PROBLEM DETAILS ::
Read through the entries below and return each line with the word "canola".

Dataset listings of figures ::
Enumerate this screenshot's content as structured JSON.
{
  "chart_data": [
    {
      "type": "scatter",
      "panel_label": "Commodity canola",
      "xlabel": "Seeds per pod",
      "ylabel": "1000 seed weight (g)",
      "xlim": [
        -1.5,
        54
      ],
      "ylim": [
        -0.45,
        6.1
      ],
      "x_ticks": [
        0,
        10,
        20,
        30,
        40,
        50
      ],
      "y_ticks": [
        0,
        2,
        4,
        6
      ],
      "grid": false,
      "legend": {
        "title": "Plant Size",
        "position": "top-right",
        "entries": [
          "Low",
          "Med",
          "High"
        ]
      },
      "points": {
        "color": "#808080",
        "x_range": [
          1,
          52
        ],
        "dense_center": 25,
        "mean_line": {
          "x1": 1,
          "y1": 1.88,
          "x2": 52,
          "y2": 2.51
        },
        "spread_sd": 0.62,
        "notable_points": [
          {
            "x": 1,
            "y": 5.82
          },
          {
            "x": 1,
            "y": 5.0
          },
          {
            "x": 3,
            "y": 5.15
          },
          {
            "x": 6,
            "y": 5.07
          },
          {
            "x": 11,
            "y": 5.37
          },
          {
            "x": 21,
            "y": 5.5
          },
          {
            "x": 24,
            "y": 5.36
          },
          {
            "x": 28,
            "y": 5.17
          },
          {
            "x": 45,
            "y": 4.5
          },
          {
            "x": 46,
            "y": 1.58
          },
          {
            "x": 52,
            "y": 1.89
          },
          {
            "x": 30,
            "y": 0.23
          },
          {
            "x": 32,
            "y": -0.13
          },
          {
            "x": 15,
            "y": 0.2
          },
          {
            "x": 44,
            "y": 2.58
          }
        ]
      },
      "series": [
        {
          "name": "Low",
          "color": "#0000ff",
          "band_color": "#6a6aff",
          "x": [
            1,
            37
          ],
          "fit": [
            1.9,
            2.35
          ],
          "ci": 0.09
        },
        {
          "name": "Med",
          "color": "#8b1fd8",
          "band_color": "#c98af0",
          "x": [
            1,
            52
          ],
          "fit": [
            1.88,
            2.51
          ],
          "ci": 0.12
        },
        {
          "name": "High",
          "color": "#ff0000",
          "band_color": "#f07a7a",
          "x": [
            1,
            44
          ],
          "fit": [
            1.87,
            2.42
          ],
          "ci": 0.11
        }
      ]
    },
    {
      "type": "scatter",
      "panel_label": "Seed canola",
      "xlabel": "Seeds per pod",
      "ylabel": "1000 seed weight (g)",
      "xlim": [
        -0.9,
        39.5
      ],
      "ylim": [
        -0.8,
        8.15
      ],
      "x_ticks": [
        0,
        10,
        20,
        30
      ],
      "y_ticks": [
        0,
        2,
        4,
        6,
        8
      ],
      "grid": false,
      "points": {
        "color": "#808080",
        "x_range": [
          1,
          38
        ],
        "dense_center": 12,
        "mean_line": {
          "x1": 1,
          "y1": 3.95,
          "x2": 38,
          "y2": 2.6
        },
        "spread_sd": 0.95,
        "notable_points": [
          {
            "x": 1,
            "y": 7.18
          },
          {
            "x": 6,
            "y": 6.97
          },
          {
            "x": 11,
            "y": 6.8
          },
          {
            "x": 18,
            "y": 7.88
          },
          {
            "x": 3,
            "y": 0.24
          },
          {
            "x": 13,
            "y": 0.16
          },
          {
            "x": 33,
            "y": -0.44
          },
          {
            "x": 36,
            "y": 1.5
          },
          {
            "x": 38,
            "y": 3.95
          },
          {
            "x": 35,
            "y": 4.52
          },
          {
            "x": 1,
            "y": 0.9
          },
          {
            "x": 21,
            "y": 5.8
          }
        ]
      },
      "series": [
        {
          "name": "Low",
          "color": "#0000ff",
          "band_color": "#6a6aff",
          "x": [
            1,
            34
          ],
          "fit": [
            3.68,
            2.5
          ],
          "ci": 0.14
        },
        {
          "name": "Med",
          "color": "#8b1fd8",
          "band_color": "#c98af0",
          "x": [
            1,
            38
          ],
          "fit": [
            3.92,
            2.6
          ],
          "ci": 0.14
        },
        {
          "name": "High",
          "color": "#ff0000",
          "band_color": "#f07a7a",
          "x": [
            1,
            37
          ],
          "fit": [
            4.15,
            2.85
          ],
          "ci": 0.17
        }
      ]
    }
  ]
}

CORRECT RESPONSE ::
      "panel_label": "Commodity canola",
      "panel_label": "Seed canola",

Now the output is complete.